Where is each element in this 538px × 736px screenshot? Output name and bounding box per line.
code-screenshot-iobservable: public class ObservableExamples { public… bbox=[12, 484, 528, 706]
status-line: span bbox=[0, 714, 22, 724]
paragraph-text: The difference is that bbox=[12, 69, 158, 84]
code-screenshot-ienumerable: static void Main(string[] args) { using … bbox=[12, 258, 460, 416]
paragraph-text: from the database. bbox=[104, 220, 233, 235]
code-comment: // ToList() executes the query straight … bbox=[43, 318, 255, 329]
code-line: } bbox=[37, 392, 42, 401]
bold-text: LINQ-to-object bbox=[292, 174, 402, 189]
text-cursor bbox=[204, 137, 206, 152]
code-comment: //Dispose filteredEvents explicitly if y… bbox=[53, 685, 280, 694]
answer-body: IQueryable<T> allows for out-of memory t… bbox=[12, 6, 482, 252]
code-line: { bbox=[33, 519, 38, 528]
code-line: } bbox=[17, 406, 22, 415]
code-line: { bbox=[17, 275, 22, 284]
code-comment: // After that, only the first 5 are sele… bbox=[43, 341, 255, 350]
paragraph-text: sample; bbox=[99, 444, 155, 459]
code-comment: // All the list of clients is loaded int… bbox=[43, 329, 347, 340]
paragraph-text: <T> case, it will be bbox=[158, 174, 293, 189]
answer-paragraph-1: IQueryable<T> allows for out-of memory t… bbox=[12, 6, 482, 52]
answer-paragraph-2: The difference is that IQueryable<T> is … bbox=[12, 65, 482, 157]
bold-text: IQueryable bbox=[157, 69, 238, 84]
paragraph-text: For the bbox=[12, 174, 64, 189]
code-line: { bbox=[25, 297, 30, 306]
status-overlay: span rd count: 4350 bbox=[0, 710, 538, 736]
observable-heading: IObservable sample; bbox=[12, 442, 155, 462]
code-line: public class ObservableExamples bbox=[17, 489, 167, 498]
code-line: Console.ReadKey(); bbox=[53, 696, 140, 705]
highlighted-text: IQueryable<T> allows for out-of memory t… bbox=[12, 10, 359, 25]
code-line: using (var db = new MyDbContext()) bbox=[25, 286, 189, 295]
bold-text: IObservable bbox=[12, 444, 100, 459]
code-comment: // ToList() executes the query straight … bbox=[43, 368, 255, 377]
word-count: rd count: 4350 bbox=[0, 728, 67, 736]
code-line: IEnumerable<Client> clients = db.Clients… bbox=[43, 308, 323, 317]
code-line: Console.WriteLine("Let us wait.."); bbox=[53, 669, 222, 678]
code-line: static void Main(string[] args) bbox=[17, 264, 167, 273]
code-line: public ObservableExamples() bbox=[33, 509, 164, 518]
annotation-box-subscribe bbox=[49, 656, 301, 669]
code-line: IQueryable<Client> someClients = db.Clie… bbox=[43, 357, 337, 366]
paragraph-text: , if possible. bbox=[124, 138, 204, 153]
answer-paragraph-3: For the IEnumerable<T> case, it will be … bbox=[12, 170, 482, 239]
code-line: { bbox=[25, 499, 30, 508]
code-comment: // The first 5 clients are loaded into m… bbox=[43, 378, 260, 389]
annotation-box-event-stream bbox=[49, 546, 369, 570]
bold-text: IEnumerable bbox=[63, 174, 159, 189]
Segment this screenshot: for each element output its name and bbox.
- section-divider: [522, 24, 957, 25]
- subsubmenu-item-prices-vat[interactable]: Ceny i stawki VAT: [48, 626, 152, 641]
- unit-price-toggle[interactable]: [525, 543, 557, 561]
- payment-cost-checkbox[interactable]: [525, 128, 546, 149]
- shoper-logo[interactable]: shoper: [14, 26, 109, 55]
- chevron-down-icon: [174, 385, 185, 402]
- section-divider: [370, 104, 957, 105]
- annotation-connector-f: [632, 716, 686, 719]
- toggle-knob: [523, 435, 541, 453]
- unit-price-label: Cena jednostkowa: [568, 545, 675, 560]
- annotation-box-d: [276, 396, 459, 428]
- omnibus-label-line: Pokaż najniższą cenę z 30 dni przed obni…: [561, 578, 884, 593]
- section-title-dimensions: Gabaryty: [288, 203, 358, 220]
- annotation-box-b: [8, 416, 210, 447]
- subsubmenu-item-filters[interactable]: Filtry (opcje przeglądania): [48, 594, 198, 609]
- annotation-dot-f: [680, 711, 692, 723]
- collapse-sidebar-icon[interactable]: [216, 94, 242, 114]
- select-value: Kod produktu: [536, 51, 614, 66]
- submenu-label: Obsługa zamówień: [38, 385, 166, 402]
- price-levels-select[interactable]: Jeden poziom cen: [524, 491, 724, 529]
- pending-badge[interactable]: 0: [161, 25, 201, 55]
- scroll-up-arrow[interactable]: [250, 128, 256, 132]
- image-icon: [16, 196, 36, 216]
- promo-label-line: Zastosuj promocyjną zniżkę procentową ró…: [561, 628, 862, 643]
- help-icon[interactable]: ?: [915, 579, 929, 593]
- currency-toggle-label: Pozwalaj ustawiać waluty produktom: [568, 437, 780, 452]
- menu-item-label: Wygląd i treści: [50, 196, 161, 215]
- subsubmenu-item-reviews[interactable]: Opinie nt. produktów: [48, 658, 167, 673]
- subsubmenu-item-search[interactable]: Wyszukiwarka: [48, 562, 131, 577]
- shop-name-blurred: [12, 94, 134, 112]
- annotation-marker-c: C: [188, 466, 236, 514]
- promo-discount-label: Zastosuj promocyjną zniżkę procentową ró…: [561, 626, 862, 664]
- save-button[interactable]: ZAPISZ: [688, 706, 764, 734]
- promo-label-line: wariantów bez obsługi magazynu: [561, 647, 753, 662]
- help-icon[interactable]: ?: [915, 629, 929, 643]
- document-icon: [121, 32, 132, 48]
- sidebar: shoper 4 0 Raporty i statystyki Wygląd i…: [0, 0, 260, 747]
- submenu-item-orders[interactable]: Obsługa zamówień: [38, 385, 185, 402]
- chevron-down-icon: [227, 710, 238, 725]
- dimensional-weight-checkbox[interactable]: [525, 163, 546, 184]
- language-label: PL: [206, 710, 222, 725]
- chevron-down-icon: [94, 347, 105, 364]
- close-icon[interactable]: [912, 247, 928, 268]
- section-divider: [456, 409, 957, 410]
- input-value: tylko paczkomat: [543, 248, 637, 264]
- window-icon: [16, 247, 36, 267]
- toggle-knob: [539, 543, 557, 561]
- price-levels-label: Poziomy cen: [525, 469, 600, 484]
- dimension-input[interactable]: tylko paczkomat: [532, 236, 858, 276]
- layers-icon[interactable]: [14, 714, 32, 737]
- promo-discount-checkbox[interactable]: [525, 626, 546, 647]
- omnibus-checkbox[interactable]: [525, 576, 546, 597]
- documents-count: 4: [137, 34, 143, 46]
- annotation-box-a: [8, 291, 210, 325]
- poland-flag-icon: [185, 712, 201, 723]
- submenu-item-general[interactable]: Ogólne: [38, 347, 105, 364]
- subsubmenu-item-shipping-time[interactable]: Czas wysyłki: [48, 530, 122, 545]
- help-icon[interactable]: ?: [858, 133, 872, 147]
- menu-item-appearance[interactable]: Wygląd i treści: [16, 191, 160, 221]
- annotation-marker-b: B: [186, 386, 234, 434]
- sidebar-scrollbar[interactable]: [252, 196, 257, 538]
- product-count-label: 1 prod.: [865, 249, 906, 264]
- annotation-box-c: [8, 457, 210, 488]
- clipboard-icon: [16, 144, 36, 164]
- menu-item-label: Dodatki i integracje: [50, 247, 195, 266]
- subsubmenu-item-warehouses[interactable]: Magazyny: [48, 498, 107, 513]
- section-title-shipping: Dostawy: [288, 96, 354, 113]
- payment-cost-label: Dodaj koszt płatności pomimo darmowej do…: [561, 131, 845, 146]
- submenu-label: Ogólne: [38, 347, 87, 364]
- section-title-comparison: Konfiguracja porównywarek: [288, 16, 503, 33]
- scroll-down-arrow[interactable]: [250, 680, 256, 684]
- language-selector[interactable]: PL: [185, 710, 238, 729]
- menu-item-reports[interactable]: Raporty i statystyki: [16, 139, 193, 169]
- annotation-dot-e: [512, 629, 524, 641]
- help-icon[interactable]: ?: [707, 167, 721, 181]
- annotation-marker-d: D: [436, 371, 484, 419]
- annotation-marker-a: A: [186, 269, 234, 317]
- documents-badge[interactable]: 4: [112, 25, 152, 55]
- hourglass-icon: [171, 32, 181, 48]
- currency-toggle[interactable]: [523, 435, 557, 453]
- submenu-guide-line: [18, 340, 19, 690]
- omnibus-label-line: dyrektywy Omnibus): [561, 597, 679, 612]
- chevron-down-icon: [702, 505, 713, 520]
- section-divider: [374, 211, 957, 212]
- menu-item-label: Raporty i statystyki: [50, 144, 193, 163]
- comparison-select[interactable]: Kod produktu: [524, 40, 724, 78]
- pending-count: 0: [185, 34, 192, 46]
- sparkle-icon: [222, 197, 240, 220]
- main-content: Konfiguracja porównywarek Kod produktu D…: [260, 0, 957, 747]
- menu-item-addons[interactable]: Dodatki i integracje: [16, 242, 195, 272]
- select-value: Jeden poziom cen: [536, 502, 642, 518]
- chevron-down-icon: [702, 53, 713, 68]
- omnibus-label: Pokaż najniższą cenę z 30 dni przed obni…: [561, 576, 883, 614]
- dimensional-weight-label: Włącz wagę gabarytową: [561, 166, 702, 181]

**Exercise details**
Transcribe the data verbatim from the start through the line containing "bold-text: IObservable bbox=[12, 444, 100, 459]", including both the first line and that final line.

**Response to this task**
Where is each element in this 538px × 736px screenshot? Output name and bounding box per line.
code-screenshot-iobservable: public class ObservableExamples { public… bbox=[12, 484, 528, 706]
status-line: span bbox=[0, 714, 22, 724]
paragraph-text: The difference is that bbox=[12, 69, 158, 84]
code-screenshot-ienumerable: static void Main(string[] args) { using … bbox=[12, 258, 460, 416]
paragraph-text: from the database. bbox=[104, 220, 233, 235]
code-comment: // ToList() executes the query straight … bbox=[43, 318, 255, 329]
code-line: } bbox=[37, 392, 42, 401]
bold-text: LINQ-to-object bbox=[292, 174, 402, 189]
text-cursor bbox=[204, 137, 206, 152]
code-comment: //Dispose filteredEvents explicitly if y… bbox=[53, 685, 280, 694]
answer-body: IQueryable<T> allows for out-of memory t… bbox=[12, 6, 482, 252]
code-line: { bbox=[33, 519, 38, 528]
code-line: } bbox=[17, 406, 22, 415]
code-line: { bbox=[17, 275, 22, 284]
code-comment: // After that, only the first 5 are sele… bbox=[43, 341, 255, 350]
paragraph-text: sample; bbox=[99, 444, 155, 459]
code-comment: // All the list of clients is loaded int… bbox=[43, 329, 347, 340]
paragraph-text: <T> case, it will be bbox=[158, 174, 293, 189]
answer-paragraph-1: IQueryable<T> allows for out-of memory t… bbox=[12, 6, 482, 52]
answer-paragraph-2: The difference is that IQueryable<T> is … bbox=[12, 65, 482, 157]
bold-text: IQueryable bbox=[157, 69, 238, 84]
paragraph-text: For the bbox=[12, 174, 64, 189]
code-line: { bbox=[25, 297, 30, 306]
status-overlay: span rd count: 4350 bbox=[0, 710, 538, 736]
observable-heading: IObservable sample; bbox=[12, 442, 155, 462]
code-line: public class ObservableExamples bbox=[17, 489, 167, 498]
code-line: Console.ReadKey(); bbox=[53, 696, 140, 705]
highlighted-text: IQueryable<T> allows for out-of memory t… bbox=[12, 10, 359, 25]
code-line: using (var db = new MyDbContext()) bbox=[25, 286, 189, 295]
bold-text: IObservable bbox=[12, 444, 100, 459]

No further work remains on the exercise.